◆ TASK DESCRIPTION
Find each line containing the string "name". Copy it.

◆ ENTRIES PROVIDED
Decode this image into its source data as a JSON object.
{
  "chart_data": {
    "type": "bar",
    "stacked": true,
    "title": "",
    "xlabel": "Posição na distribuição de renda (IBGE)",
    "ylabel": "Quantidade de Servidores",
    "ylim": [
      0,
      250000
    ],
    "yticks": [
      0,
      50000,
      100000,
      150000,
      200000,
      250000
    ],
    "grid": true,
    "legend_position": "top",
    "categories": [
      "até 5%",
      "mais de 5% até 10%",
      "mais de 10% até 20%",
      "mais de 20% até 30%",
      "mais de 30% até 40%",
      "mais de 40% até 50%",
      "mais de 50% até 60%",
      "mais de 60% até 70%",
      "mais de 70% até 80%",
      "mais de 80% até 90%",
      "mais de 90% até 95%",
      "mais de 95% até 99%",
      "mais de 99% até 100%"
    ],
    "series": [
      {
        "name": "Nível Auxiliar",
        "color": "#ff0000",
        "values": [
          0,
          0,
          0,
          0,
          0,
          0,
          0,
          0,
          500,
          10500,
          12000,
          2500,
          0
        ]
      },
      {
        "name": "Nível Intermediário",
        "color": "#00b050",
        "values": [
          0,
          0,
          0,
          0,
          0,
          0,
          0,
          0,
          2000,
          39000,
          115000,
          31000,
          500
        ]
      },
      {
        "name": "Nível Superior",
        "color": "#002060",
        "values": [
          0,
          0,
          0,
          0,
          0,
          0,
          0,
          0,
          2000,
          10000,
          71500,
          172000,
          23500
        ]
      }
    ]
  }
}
---
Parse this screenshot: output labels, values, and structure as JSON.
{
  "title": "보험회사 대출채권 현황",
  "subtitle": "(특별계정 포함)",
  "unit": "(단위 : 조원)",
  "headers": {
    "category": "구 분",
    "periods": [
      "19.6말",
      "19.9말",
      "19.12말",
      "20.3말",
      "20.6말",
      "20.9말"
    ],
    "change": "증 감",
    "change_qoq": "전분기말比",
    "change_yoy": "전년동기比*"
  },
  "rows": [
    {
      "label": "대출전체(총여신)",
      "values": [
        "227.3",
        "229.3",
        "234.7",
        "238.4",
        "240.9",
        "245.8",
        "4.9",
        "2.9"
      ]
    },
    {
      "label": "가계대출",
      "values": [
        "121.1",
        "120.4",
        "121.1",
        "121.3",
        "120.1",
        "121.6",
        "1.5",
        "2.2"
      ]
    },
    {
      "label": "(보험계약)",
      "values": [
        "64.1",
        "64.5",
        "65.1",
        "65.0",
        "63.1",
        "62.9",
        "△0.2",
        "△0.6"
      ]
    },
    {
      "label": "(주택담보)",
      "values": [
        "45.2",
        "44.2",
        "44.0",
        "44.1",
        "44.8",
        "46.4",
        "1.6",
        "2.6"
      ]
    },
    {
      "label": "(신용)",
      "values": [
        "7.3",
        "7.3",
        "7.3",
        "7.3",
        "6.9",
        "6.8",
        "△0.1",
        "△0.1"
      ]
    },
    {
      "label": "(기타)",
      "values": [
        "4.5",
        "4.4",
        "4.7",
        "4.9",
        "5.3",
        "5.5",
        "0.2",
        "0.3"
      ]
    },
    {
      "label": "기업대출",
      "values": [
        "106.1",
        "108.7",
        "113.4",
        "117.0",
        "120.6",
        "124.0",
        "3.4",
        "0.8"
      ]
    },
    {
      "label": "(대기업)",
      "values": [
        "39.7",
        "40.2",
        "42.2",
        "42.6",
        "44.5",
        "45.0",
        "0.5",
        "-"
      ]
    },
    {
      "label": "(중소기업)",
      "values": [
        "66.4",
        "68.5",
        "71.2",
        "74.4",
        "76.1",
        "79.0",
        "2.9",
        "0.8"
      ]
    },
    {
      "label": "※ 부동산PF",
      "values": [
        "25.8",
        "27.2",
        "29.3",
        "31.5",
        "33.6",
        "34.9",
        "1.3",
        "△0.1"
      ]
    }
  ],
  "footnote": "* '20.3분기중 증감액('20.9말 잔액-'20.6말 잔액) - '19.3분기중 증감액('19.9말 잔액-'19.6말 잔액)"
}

◆ CORRECT RESPONSE
        "name": "Nível Auxiliar",
        "name": "Nível Intermediário",
        "name": "Nível Superior",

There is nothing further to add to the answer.